YOUR OBJECTIVE:
Seek out every line containing the word "ცალი", and copy each.

Saved entries:
☆ ☆ ☆ ☆
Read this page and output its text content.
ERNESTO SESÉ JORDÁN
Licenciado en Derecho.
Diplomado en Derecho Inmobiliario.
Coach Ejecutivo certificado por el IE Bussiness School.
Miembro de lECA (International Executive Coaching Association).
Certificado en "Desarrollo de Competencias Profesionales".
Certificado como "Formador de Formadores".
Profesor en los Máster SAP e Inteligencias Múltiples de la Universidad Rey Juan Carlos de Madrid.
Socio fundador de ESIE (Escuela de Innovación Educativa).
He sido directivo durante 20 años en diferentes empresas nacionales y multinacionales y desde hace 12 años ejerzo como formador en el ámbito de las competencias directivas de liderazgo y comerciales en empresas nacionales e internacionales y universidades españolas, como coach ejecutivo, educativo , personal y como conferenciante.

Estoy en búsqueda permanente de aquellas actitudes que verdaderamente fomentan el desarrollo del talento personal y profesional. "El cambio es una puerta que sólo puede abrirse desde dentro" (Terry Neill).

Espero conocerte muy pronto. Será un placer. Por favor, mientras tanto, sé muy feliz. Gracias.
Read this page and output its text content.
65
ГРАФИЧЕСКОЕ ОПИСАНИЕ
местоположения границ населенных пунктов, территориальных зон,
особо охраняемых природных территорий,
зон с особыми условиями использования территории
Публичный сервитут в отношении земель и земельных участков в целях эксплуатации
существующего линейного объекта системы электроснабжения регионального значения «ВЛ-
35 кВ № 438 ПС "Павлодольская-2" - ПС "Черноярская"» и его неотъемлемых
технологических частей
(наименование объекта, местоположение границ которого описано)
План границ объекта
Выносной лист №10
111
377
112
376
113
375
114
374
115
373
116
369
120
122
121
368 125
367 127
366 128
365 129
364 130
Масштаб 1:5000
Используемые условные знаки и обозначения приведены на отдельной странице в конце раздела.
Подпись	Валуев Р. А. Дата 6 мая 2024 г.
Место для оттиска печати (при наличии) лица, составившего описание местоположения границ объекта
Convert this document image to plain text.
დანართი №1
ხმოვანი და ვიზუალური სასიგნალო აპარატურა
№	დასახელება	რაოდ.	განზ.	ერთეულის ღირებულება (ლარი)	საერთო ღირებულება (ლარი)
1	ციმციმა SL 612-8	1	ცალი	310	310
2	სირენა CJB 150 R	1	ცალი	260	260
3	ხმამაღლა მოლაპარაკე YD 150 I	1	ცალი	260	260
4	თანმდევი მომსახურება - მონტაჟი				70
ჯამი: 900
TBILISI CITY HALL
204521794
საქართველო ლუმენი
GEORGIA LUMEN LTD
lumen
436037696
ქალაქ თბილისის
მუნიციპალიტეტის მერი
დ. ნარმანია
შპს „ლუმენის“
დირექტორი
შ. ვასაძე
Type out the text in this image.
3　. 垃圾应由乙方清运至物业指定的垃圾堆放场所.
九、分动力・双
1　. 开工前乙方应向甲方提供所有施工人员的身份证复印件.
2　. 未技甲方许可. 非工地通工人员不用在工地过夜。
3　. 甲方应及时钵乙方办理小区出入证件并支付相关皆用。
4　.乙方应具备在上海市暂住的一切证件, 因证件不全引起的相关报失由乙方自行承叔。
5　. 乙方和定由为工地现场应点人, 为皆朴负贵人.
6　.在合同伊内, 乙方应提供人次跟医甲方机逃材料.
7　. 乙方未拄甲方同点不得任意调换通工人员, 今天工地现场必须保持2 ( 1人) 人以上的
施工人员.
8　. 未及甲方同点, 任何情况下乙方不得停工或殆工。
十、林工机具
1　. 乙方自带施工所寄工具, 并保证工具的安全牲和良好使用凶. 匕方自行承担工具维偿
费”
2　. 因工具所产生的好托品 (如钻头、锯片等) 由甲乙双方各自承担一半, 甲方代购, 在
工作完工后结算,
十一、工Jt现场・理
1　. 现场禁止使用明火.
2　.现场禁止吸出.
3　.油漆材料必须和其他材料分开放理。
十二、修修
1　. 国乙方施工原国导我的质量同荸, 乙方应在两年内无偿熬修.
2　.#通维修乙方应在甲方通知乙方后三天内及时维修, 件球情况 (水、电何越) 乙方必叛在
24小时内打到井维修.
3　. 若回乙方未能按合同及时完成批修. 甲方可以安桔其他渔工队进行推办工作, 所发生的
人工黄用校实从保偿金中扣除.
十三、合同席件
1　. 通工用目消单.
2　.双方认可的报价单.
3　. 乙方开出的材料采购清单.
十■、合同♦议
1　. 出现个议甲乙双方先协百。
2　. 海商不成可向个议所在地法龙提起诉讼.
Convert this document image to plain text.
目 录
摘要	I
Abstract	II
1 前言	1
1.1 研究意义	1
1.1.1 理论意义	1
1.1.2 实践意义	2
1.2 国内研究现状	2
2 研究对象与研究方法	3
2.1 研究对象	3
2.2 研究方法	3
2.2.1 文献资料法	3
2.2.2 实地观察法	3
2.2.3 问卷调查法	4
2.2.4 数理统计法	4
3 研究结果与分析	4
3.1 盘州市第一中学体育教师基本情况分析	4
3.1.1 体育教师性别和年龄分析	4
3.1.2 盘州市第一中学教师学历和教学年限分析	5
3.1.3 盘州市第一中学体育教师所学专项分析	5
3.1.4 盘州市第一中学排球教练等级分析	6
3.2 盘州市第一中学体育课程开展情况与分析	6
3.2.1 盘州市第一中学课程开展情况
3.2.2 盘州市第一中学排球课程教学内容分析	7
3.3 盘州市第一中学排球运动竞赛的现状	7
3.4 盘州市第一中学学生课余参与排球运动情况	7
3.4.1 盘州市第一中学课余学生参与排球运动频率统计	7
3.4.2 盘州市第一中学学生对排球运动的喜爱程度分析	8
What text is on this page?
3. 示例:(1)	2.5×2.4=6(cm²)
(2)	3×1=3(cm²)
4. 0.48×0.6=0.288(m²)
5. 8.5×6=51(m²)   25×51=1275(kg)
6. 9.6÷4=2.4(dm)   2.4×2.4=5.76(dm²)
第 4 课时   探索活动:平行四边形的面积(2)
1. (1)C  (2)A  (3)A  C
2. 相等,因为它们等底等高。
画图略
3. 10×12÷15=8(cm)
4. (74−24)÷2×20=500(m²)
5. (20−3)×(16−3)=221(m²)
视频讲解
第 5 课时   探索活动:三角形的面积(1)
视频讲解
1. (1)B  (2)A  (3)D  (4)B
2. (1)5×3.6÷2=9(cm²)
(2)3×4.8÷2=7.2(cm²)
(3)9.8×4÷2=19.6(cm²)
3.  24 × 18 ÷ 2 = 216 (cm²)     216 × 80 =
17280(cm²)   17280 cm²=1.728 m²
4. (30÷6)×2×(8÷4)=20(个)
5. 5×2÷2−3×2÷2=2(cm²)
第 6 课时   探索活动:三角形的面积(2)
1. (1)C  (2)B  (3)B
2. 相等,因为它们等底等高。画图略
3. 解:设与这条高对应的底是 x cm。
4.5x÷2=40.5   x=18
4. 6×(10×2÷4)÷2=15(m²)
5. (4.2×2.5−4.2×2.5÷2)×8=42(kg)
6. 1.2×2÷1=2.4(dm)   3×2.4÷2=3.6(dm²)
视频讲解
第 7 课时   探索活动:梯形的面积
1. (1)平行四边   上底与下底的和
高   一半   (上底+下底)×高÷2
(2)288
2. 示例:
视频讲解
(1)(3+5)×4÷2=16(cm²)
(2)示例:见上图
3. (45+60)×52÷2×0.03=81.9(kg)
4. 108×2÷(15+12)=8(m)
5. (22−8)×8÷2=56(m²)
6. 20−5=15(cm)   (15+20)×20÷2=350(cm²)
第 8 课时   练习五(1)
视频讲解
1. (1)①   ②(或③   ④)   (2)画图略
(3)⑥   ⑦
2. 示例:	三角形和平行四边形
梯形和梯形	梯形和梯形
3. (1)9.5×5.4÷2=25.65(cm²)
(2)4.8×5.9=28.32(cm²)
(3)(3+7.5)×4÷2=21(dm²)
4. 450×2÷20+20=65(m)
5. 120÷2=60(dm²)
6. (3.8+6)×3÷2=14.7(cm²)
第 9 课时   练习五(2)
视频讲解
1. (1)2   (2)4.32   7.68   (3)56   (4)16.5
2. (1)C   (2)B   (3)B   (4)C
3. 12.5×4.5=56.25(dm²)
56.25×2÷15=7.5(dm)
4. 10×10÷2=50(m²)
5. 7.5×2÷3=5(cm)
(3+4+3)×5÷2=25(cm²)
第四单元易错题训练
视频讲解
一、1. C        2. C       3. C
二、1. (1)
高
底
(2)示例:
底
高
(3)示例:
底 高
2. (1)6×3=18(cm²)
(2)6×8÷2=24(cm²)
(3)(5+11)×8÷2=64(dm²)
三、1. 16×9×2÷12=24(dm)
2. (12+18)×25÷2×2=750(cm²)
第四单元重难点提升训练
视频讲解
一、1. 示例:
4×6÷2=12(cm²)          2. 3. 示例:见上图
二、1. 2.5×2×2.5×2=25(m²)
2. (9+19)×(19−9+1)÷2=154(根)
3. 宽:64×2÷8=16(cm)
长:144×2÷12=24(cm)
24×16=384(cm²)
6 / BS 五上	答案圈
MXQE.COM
☆ ☆ ☆ ☆
FINAL ANSWER:
1	ციმციმა SL 612-8	1	ცალი	310	310
2	სირენა CJB 150 R	1	ცალი	260	260
3	ხმამაღლა მოლაპარაკე YD 150 I	1	ცალი	260	260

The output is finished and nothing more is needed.